**What is expected**: Omit every picture and write out the rest of the records exactly.

**Items**:
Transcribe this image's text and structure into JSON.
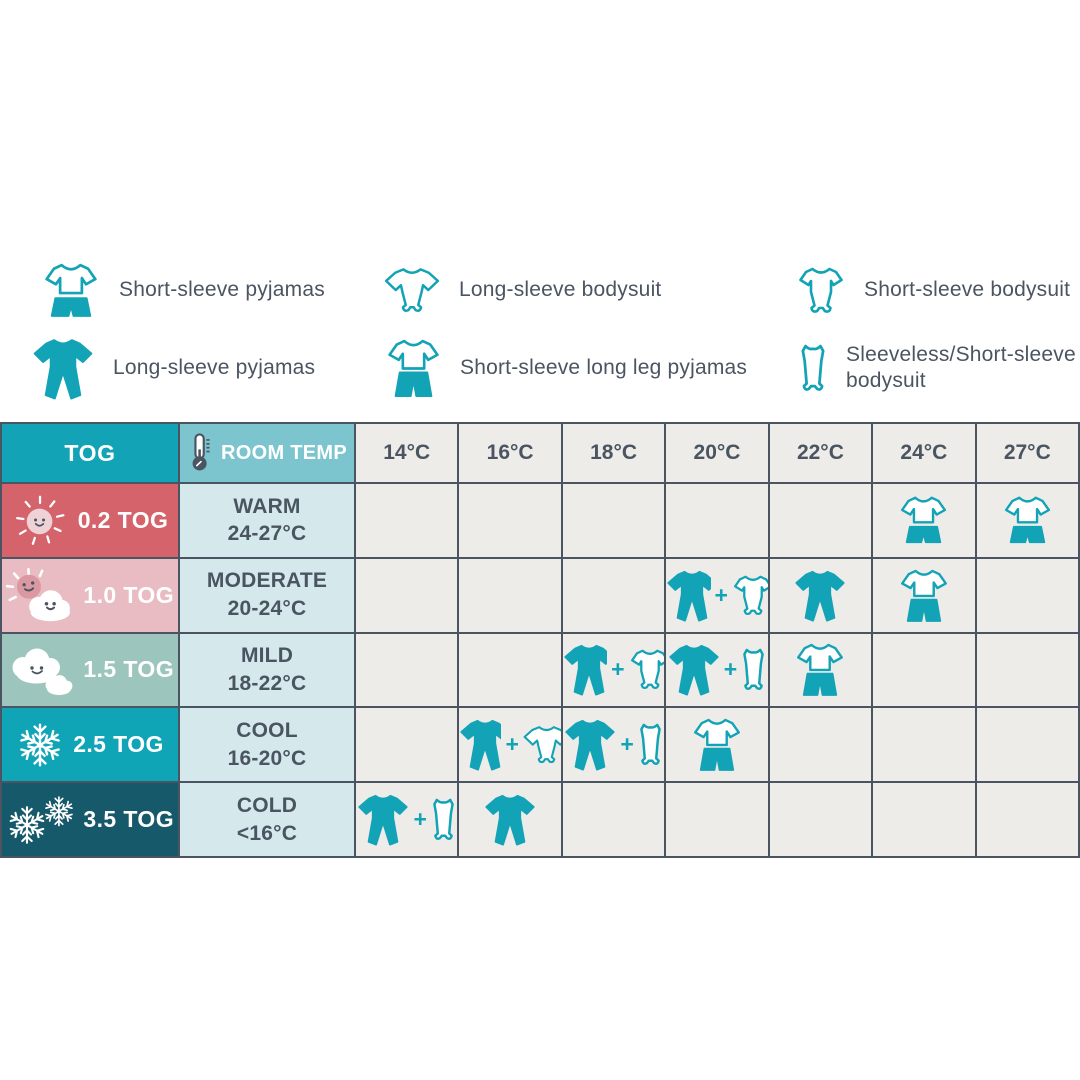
{
  "colors": {
    "teal": "#12a3b6",
    "dark_slate": "#4a5561",
    "text": "#4b5562",
    "cell_bg": "#edece8",
    "room_cell_bg": "#d5e9ed",
    "room_header_bg": "#7cc5cf",
    "tog_header_bg": "#12a3b6",
    "row_02_bg": "#d5636b",
    "row_10_bg": "#e8bcc2",
    "row_15_bg": "#9cc5bd",
    "row_25_bg": "#10a4b7",
    "row_35_bg": "#15596a",
    "sun_light": "#eed2d6",
    "sun_deep": "#db98a3"
  },
  "legend": {
    "items": [
      {
        "icon": "short-sleeve-pyjamas",
        "label": "Short-sleeve pyjamas"
      },
      {
        "icon": "long-sleeve-bodysuit",
        "label": "Long-sleeve bodysuit"
      },
      {
        "icon": "short-sleeve-bodysuit",
        "label": "Short-sleeve bodysuit"
      },
      {
        "icon": "long-sleeve-pyjamas",
        "label": "Long-sleeve pyjamas"
      },
      {
        "icon": "short-sleeve-long-leg-pyjamas",
        "label": "Short-sleeve long leg pyjamas"
      },
      {
        "icon": "sleeveless-bodysuit",
        "label": "Sleeveless/Short-sleeve bodysuit"
      }
    ]
  },
  "table": {
    "tog_header": "TOG",
    "room_temp_header": "ROOM TEMP",
    "plus": "+",
    "temp_columns": [
      "14°C",
      "16°C",
      "18°C",
      "20°C",
      "22°C",
      "24°C",
      "27°C"
    ],
    "rows": [
      {
        "tog": "0.2 TOG",
        "weather": "sun",
        "bg": "#d5636b",
        "room": [
          "WARM",
          "24-27°C"
        ],
        "cells": [
          [],
          [],
          [],
          [],
          [],
          [
            "short-sleeve-pyjamas"
          ],
          [
            "short-sleeve-pyjamas"
          ]
        ]
      },
      {
        "tog": "1.0 TOG",
        "weather": "sun-cloud",
        "bg": "#e8bcc2",
        "room": [
          "MODERATE",
          "20-24°C"
        ],
        "cells": [
          [],
          [],
          [],
          [
            "long-sleeve-pyjamas",
            "short-sleeve-bodysuit"
          ],
          [
            "long-sleeve-pyjamas"
          ],
          [
            "short-sleeve-long-leg-pyjamas"
          ],
          []
        ]
      },
      {
        "tog": "1.5 TOG",
        "weather": "clouds",
        "bg": "#9cc5bd",
        "room": [
          "MILD",
          "18-22°C"
        ],
        "cells": [
          [],
          [],
          [
            "long-sleeve-pyjamas",
            "short-sleeve-bodysuit"
          ],
          [
            "long-sleeve-pyjamas",
            "sleeveless-bodysuit"
          ],
          [
            "short-sleeve-long-leg-pyjamas"
          ],
          [],
          []
        ]
      },
      {
        "tog": "2.5 TOG",
        "weather": "snowflake",
        "bg": "#10a4b7",
        "room": [
          "COOL",
          "16-20°C"
        ],
        "cells": [
          [],
          [
            "long-sleeve-pyjamas",
            "long-sleeve-bodysuit"
          ],
          [
            "long-sleeve-pyjamas",
            "sleeveless-bodysuit"
          ],
          [
            "short-sleeve-long-leg-pyjamas"
          ],
          [],
          [],
          []
        ]
      },
      {
        "tog": "3.5 TOG",
        "weather": "snowflakes-double",
        "bg": "#15596a",
        "room": [
          "COLD",
          "<16°C"
        ],
        "cells": [
          [
            "long-sleeve-pyjamas",
            "sleeveless-bodysuit"
          ],
          [
            "long-sleeve-pyjamas"
          ],
          [],
          [],
          [],
          [],
          []
        ]
      }
    ]
  },
  "chart_data": {
    "type": "table",
    "title": "Baby sleepwear TOG and room temperature guide",
    "columns": [
      "TOG",
      "ROOM TEMP",
      "14°C",
      "16°C",
      "18°C",
      "20°C",
      "22°C",
      "24°C",
      "27°C"
    ],
    "rows": [
      {
        "TOG": "0.2 TOG",
        "ROOM TEMP": "WARM 24-27°C",
        "14°C": "",
        "16°C": "",
        "18°C": "",
        "20°C": "",
        "22°C": "",
        "24°C": "Short-sleeve pyjamas",
        "27°C": "Short-sleeve pyjamas"
      },
      {
        "TOG": "1.0 TOG",
        "ROOM TEMP": "MODERATE 20-24°C",
        "14°C": "",
        "16°C": "",
        "18°C": "",
        "20°C": "Long-sleeve pyjamas + Short-sleeve bodysuit",
        "22°C": "Long-sleeve pyjamas",
        "24°C": "Short-sleeve long leg pyjamas",
        "27°C": ""
      },
      {
        "TOG": "1.5 TOG",
        "ROOM TEMP": "MILD 18-22°C",
        "14°C": "",
        "16°C": "",
        "18°C": "Long-sleeve pyjamas + Short-sleeve bodysuit",
        "20°C": "Long-sleeve pyjamas + Sleeveless bodysuit",
        "22°C": "Short-sleeve long leg pyjamas",
        "24°C": "",
        "27°C": ""
      },
      {
        "TOG": "2.5 TOG",
        "ROOM TEMP": "COOL 16-20°C",
        "14°C": "",
        "16°C": "Long-sleeve pyjamas + Long-sleeve bodysuit",
        "18°C": "Long-sleeve pyjamas + Sleeveless bodysuit",
        "20°C": "Short-sleeve long leg pyjamas",
        "22°C": "",
        "24°C": "",
        "27°C": ""
      },
      {
        "TOG": "3.5 TOG",
        "ROOM TEMP": "COLD <16°C",
        "14°C": "Long-sleeve pyjamas + Sleeveless bodysuit",
        "16°C": "Long-sleeve pyjamas",
        "18°C": "",
        "20°C": "",
        "22°C": "",
        "24°C": "",
        "27°C": ""
      }
    ]
  }
}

**Full answer**:
Transcribe this image's text and structure into JSON.
{
  "colors": {
    "teal": "#12a3b6",
    "dark_slate": "#4a5561",
    "text": "#4b5562",
    "cell_bg": "#edece8",
    "room_cell_bg": "#d5e9ed",
    "room_header_bg": "#7cc5cf",
    "tog_header_bg": "#12a3b6",
    "row_02_bg": "#d5636b",
    "row_10_bg": "#e8bcc2",
    "row_15_bg": "#9cc5bd",
    "row_25_bg": "#10a4b7",
    "row_35_bg": "#15596a",
    "sun_light": "#eed2d6",
    "sun_deep": "#db98a3"
  },
  "legend": {
    "items": [
      {
        "icon": "short-sleeve-pyjamas",
        "label": "Short-sleeve pyjamas"
      },
      {
        "icon": "long-sleeve-bodysuit",
        "label": "Long-sleeve bodysuit"
      },
      {
        "icon": "short-sleeve-bodysuit",
        "label": "Short-sleeve bodysuit"
      },
      {
        "icon": "long-sleeve-pyjamas",
        "label": "Long-sleeve pyjamas"
      },
      {
        "icon": "short-sleeve-long-leg-pyjamas",
        "label": "Short-sleeve long leg pyjamas"
      },
      {
        "icon": "sleeveless-bodysuit",
        "label": "Sleeveless/Short-sleeve bodysuit"
      }
    ]
  },
  "table": {
    "tog_header": "TOG",
    "room_temp_header": "ROOM TEMP",
    "plus": "+",
    "temp_columns": [
      "14°C",
      "16°C",
      "18°C",
      "20°C",
      "22°C",
      "24°C",
      "27°C"
    ],
    "rows": [
      {
        "tog": "0.2 TOG",
        "weather": "sun",
        "bg": "#d5636b",
        "room": [
          "WARM",
          "24-27°C"
        ],
        "cells": [
          [],
          [],
          [],
          [],
          [],
          [
            "short-sleeve-pyjamas"
          ],
          [
            "short-sleeve-pyjamas"
          ]
        ]
      },
      {
        "tog": "1.0 TOG",
        "weather": "sun-cloud",
        "bg": "#e8bcc2",
        "room": [
          "MODERATE",
          "20-24°C"
        ],
        "cells": [
          [],
          [],
          [],
          [
            "long-sleeve-pyjamas",
            "short-sleeve-bodysuit"
          ],
          [
            "long-sleeve-pyjamas"
          ],
          [
            "short-sleeve-long-leg-pyjamas"
          ],
          []
        ]
      },
      {
        "tog": "1.5 TOG",
        "weather": "clouds",
        "bg": "#9cc5bd",
        "room": [
          "MILD",
          "18-22°C"
        ],
        "cells": [
          [],
          [],
          [
            "long-sleeve-pyjamas",
            "short-sleeve-bodysuit"
          ],
          [
            "long-sleeve-pyjamas",
            "sleeveless-bodysuit"
          ],
          [
            "short-sleeve-long-leg-pyjamas"
          ],
          [],
          []
        ]
      },
      {
        "tog": "2.5 TOG",
        "weather": "snowflake",
        "bg": "#10a4b7",
        "room": [
          "COOL",
          "16-20°C"
        ],
        "cells": [
          [],
          [
            "long-sleeve-pyjamas",
            "long-sleeve-bodysuit"
          ],
          [
            "long-sleeve-pyjamas",
            "sleeveless-bodysuit"
          ],
          [
            "short-sleeve-long-leg-pyjamas"
          ],
          [],
          [],
          []
        ]
      },
      {
        "tog": "3.5 TOG",
        "weather": "snowflakes-double",
        "bg": "#15596a",
        "room": [
          "COLD",
          "<16°C"
        ],
        "cells": [
          [
            "long-sleeve-pyjamas",
            "sleeveless-bodysuit"
          ],
          [
            "long-sleeve-pyjamas"
          ],
          [],
          [],
          [],
          [],
          []
        ]
      }
    ]
  },
  "chart_data": {
    "type": "table",
    "title": "Baby sleepwear TOG and room temperature guide",
    "columns": [
      "TOG",
      "ROOM TEMP",
      "14°C",
      "16°C",
      "18°C",
      "20°C",
      "22°C",
      "24°C",
      "27°C"
    ],
    "rows": [
      {
        "TOG": "0.2 TOG",
        "ROOM TEMP": "WARM 24-27°C",
        "14°C": "",
        "16°C": "",
        "18°C": "",
        "20°C": "",
        "22°C": "",
        "24°C": "Short-sleeve pyjamas",
        "27°C": "Short-sleeve pyjamas"
      },
      {
        "TOG": "1.0 TOG",
        "ROOM TEMP": "MODERATE 20-24°C",
        "14°C": "",
        "16°C": "",
        "18°C": "",
        "20°C": "Long-sleeve pyjamas + Short-sleeve bodysuit",
        "22°C": "Long-sleeve pyjamas",
        "24°C": "Short-sleeve long leg pyjamas",
        "27°C": ""
      },
      {
        "TOG": "1.5 TOG",
        "ROOM TEMP": "MILD 18-22°C",
        "14°C": "",
        "16°C": "",
        "18°C": "Long-sleeve pyjamas + Short-sleeve bodysuit",
        "20°C": "Long-sleeve pyjamas + Sleeveless bodysuit",
        "22°C": "Short-sleeve long leg pyjamas",
        "24°C": "",
        "27°C": ""
      },
      {
        "TOG": "2.5 TOG",
        "ROOM TEMP": "COOL 16-20°C",
        "14°C": "",
        "16°C": "Long-sleeve pyjamas + Long-sleeve bodysuit",
        "18°C": "Long-sleeve pyjamas + Sleeveless bodysuit",
        "20°C": "Short-sleeve long leg pyjamas",
        "22°C": "",
        "24°C": "",
        "27°C": ""
      },
      {
        "TOG": "3.5 TOG",
        "ROOM TEMP": "COLD <16°C",
        "14°C": "Long-sleeve pyjamas + Sleeveless bodysuit",
        "16°C": "Long-sleeve pyjamas",
        "18°C": "",
        "20°C": "",
        "22°C": "",
        "24°C": "",
        "27°C": ""
      }
    ]
  }
}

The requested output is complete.